RECORD LIST:
╔══
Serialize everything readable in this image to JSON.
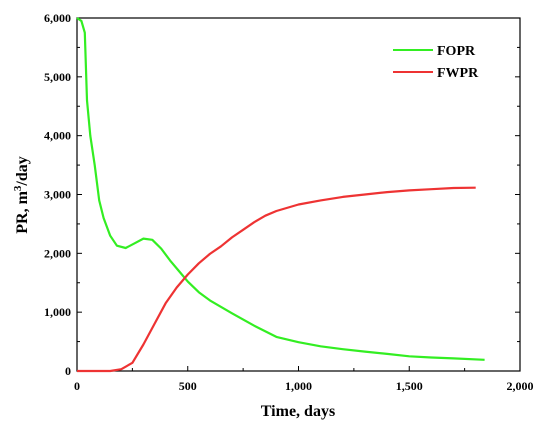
{
  "chart_data": {
    "type": "line",
    "xlabel": "Time, days",
    "ylabel_main": "PR, m",
    "ylabel_sup": "3",
    "ylabel_tail": "/day",
    "xlim": [
      0,
      2000
    ],
    "ylim": [
      0,
      6000
    ],
    "x_ticks": [
      0,
      500,
      1000,
      1500,
      2000
    ],
    "x_tick_labels": [
      "0",
      "500",
      "1,000",
      "1,500",
      "2,000"
    ],
    "y_ticks": [
      0,
      1000,
      2000,
      3000,
      4000,
      5000,
      6000
    ],
    "y_tick_labels": [
      "0",
      "1,000",
      "2,000",
      "3,000",
      "4,000",
      "5,000",
      "6,000"
    ],
    "grid": false,
    "legend_position": "top-right",
    "series": [
      {
        "name": "FOPR",
        "color": "#33ee22",
        "points": [
          [
            0,
            6000
          ],
          [
            20,
            5950
          ],
          [
            35,
            5750
          ],
          [
            45,
            4600
          ],
          [
            60,
            4000
          ],
          [
            80,
            3500
          ],
          [
            100,
            2900
          ],
          [
            120,
            2600
          ],
          [
            150,
            2300
          ],
          [
            180,
            2130
          ],
          [
            220,
            2090
          ],
          [
            260,
            2170
          ],
          [
            300,
            2250
          ],
          [
            340,
            2230
          ],
          [
            380,
            2080
          ],
          [
            420,
            1880
          ],
          [
            460,
            1700
          ],
          [
            500,
            1520
          ],
          [
            550,
            1340
          ],
          [
            600,
            1200
          ],
          [
            700,
            980
          ],
          [
            800,
            770
          ],
          [
            900,
            580
          ],
          [
            1000,
            490
          ],
          [
            1100,
            420
          ],
          [
            1200,
            370
          ],
          [
            1300,
            330
          ],
          [
            1400,
            290
          ],
          [
            1500,
            250
          ],
          [
            1600,
            230
          ],
          [
            1700,
            215
          ],
          [
            1840,
            190
          ]
        ]
      },
      {
        "name": "FWPR",
        "color": "#ee3333",
        "points": [
          [
            0,
            0
          ],
          [
            150,
            0
          ],
          [
            200,
            30
          ],
          [
            250,
            140
          ],
          [
            300,
            450
          ],
          [
            350,
            800
          ],
          [
            400,
            1150
          ],
          [
            450,
            1420
          ],
          [
            500,
            1640
          ],
          [
            550,
            1830
          ],
          [
            600,
            1990
          ],
          [
            650,
            2120
          ],
          [
            700,
            2270
          ],
          [
            750,
            2400
          ],
          [
            800,
            2530
          ],
          [
            850,
            2640
          ],
          [
            900,
            2720
          ],
          [
            1000,
            2830
          ],
          [
            1100,
            2900
          ],
          [
            1200,
            2960
          ],
          [
            1300,
            3000
          ],
          [
            1400,
            3040
          ],
          [
            1500,
            3070
          ],
          [
            1600,
            3090
          ],
          [
            1700,
            3110
          ],
          [
            1800,
            3115
          ]
        ]
      }
    ]
  }
}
╚══
The material above must be printed exactly, with its pictures left out.

Serialize everything readable in this image to JSON.
{
  "chart_data": {
    "type": "line",
    "xlabel": "Time, days",
    "ylabel_main": "PR, m",
    "ylabel_sup": "3",
    "ylabel_tail": "/day",
    "xlim": [
      0,
      2000
    ],
    "ylim": [
      0,
      6000
    ],
    "x_ticks": [
      0,
      500,
      1000,
      1500,
      2000
    ],
    "x_tick_labels": [
      "0",
      "500",
      "1,000",
      "1,500",
      "2,000"
    ],
    "y_ticks": [
      0,
      1000,
      2000,
      3000,
      4000,
      5000,
      6000
    ],
    "y_tick_labels": [
      "0",
      "1,000",
      "2,000",
      "3,000",
      "4,000",
      "5,000",
      "6,000"
    ],
    "grid": false,
    "legend_position": "top-right",
    "series": [
      {
        "name": "FOPR",
        "color": "#33ee22",
        "points": [
          [
            0,
            6000
          ],
          [
            20,
            5950
          ],
          [
            35,
            5750
          ],
          [
            45,
            4600
          ],
          [
            60,
            4000
          ],
          [
            80,
            3500
          ],
          [
            100,
            2900
          ],
          [
            120,
            2600
          ],
          [
            150,
            2300
          ],
          [
            180,
            2130
          ],
          [
            220,
            2090
          ],
          [
            260,
            2170
          ],
          [
            300,
            2250
          ],
          [
            340,
            2230
          ],
          [
            380,
            2080
          ],
          [
            420,
            1880
          ],
          [
            460,
            1700
          ],
          [
            500,
            1520
          ],
          [
            550,
            1340
          ],
          [
            600,
            1200
          ],
          [
            700,
            980
          ],
          [
            800,
            770
          ],
          [
            900,
            580
          ],
          [
            1000,
            490
          ],
          [
            1100,
            420
          ],
          [
            1200,
            370
          ],
          [
            1300,
            330
          ],
          [
            1400,
            290
          ],
          [
            1500,
            250
          ],
          [
            1600,
            230
          ],
          [
            1700,
            215
          ],
          [
            1840,
            190
          ]
        ]
      },
      {
        "name": "FWPR",
        "color": "#ee3333",
        "points": [
          [
            0,
            0
          ],
          [
            150,
            0
          ],
          [
            200,
            30
          ],
          [
            250,
            140
          ],
          [
            300,
            450
          ],
          [
            350,
            800
          ],
          [
            400,
            1150
          ],
          [
            450,
            1420
          ],
          [
            500,
            1640
          ],
          [
            550,
            1830
          ],
          [
            600,
            1990
          ],
          [
            650,
            2120
          ],
          [
            700,
            2270
          ],
          [
            750,
            2400
          ],
          [
            800,
            2530
          ],
          [
            850,
            2640
          ],
          [
            900,
            2720
          ],
          [
            1000,
            2830
          ],
          [
            1100,
            2900
          ],
          [
            1200,
            2960
          ],
          [
            1300,
            3000
          ],
          [
            1400,
            3040
          ],
          [
            1500,
            3070
          ],
          [
            1600,
            3090
          ],
          [
            1700,
            3110
          ],
          [
            1800,
            3115
          ]
        ]
      }
    ]
  }
}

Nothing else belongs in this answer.